◆ **TASK STATEMENT**: Rewrite the listing starting at the line that contains "empty-row — [0, 283, 750, 327]" and ending at the line that contains "status-time: 12:49 PM — [346, 3, 404, 18]", changing every "empty-row" to "blank-row" and leaving everything else unchanged.
-- begin AVAILABLE DATA --
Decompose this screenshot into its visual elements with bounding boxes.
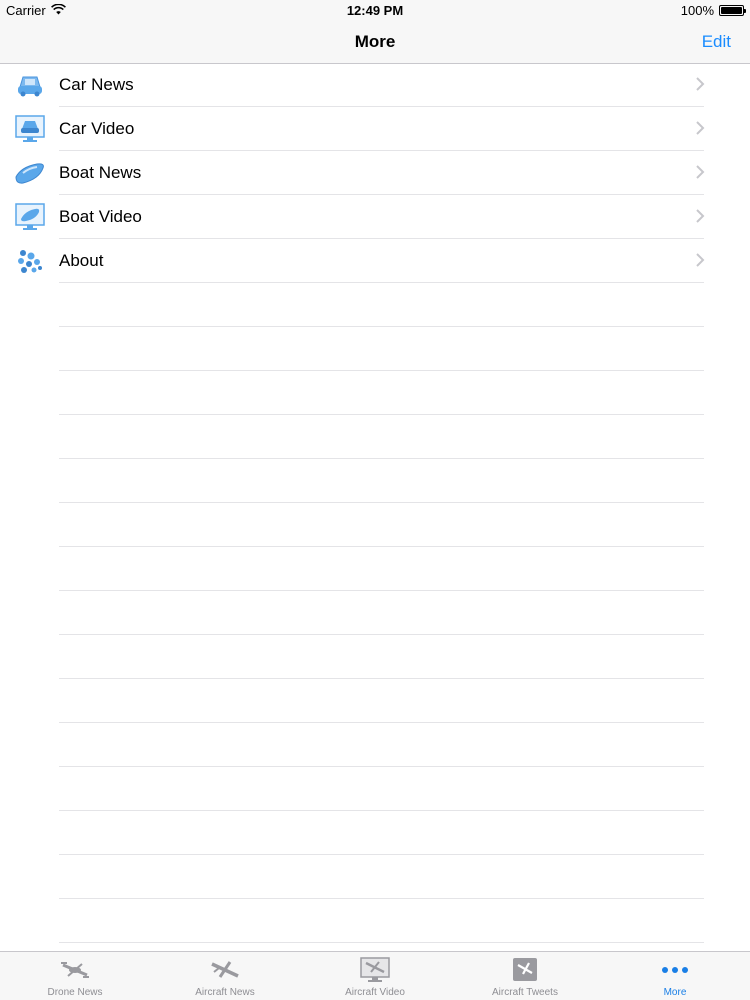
empty-row — [0, 283, 750, 327]
chevron-right-icon — [695, 252, 705, 268]
aircraft-tweets-icon — [510, 957, 540, 983]
car-video-icon — [15, 115, 45, 143]
empty-row — [0, 635, 750, 679]
tab-bar: Drone News Aircraft News Aircraft Video … — [0, 951, 750, 1000]
tab-more[interactable]: More — [600, 952, 750, 1000]
aircraft-video-icon — [360, 957, 390, 983]
chevron-right-icon — [695, 164, 705, 180]
tab-aircraft-video[interactable]: Aircraft Video — [300, 952, 450, 1000]
more-icon — [660, 957, 690, 983]
empty-row — [0, 723, 750, 767]
empty-row — [0, 591, 750, 635]
battery-icon — [719, 5, 746, 16]
status-time: 12:49 PM — [346, 3, 404, 18]
status-right: 100% — [680, 3, 746, 18]
tab-label: Aircraft Tweets — [492, 987, 558, 998]
chevron-right-icon — [695, 76, 705, 92]
empty-row — [0, 855, 750, 899]
chevron-right-icon — [695, 208, 705, 224]
tab-label: Aircraft News — [195, 987, 255, 998]
drone-icon — [60, 957, 90, 983]
empty-row — [0, 327, 750, 371]
list-item-label: Car Video — [59, 119, 135, 138]
tab-label: Aircraft Video — [345, 987, 405, 998]
empty-row — [0, 767, 750, 811]
boat-news-icon — [15, 159, 45, 187]
battery-percent: 100% — [680, 3, 714, 18]
empty-row — [0, 679, 750, 723]
screen: Carrier 12:49 PM 100% More Edit Car News… — [0, 0, 750, 1000]
list-item-boat-news[interactable]: Boat News — [0, 151, 750, 195]
edit-button[interactable]: Edit — [702, 32, 731, 52]
empty-row — [0, 547, 750, 591]
tab-label: Drone News — [47, 987, 103, 998]
list-item-label: Car News — [59, 75, 134, 94]
list-item-label: About — [59, 251, 104, 270]
about-icon — [15, 247, 45, 275]
empty-row — [0, 371, 750, 415]
tab-aircraft-tweets[interactable]: Aircraft Tweets — [450, 952, 600, 1000]
status-bar: Carrier 12:49 PM 100% — [0, 0, 750, 20]
tab-label: More — [663, 987, 687, 998]
empty-row — [0, 459, 750, 503]
list-item-car-video[interactable]: Car Video — [0, 107, 750, 151]
list-item-label: Boat News — [59, 163, 142, 182]
car-news-icon — [15, 71, 45, 99]
empty-row — [0, 899, 750, 943]
navigation-bar: More Edit — [0, 20, 750, 64]
list-item-label: Boat Video — [59, 207, 142, 226]
list-item-boat-video[interactable]: Boat Video — [0, 195, 750, 239]
empty-row — [0, 503, 750, 547]
empty-row — [0, 415, 750, 459]
more-list: Car News Car Video Boat News Boat Video … — [0, 63, 750, 943]
row-separator — [59, 942, 704, 943]
tab-drone-news[interactable]: Drone News — [0, 952, 150, 1000]
tab-aircraft-news[interactable]: Aircraft News — [150, 952, 300, 1000]
list-item-about[interactable]: About — [0, 239, 750, 283]
boat-video-icon — [15, 203, 45, 231]
aircraft-icon — [210, 957, 240, 983]
page-title: More — [354, 32, 396, 51]
list-item-car-news[interactable]: Car News — [0, 63, 750, 107]
empty-row — [0, 811, 750, 855]
chevron-right-icon — [695, 120, 705, 136]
-- end AVAILABLE DATA --
◆ **TASK RESPONSE**:
blank-row — [0, 283, 750, 327]
chevron-right-icon — [695, 252, 705, 268]
aircraft-tweets-icon — [510, 957, 540, 983]
car-video-icon — [15, 115, 45, 143]
blank-row — [0, 635, 750, 679]
tab-bar: Drone News Aircraft News Aircraft Video … — [0, 951, 750, 1000]
tab-more[interactable]: More — [600, 952, 750, 1000]
aircraft-video-icon — [360, 957, 390, 983]
chevron-right-icon — [695, 164, 705, 180]
tab-aircraft-video[interactable]: Aircraft Video — [300, 952, 450, 1000]
more-icon — [660, 957, 690, 983]
blank-row — [0, 723, 750, 767]
blank-row — [0, 591, 750, 635]
battery-icon — [719, 5, 746, 16]
status-time: 12:49 PM — [346, 3, 404, 18]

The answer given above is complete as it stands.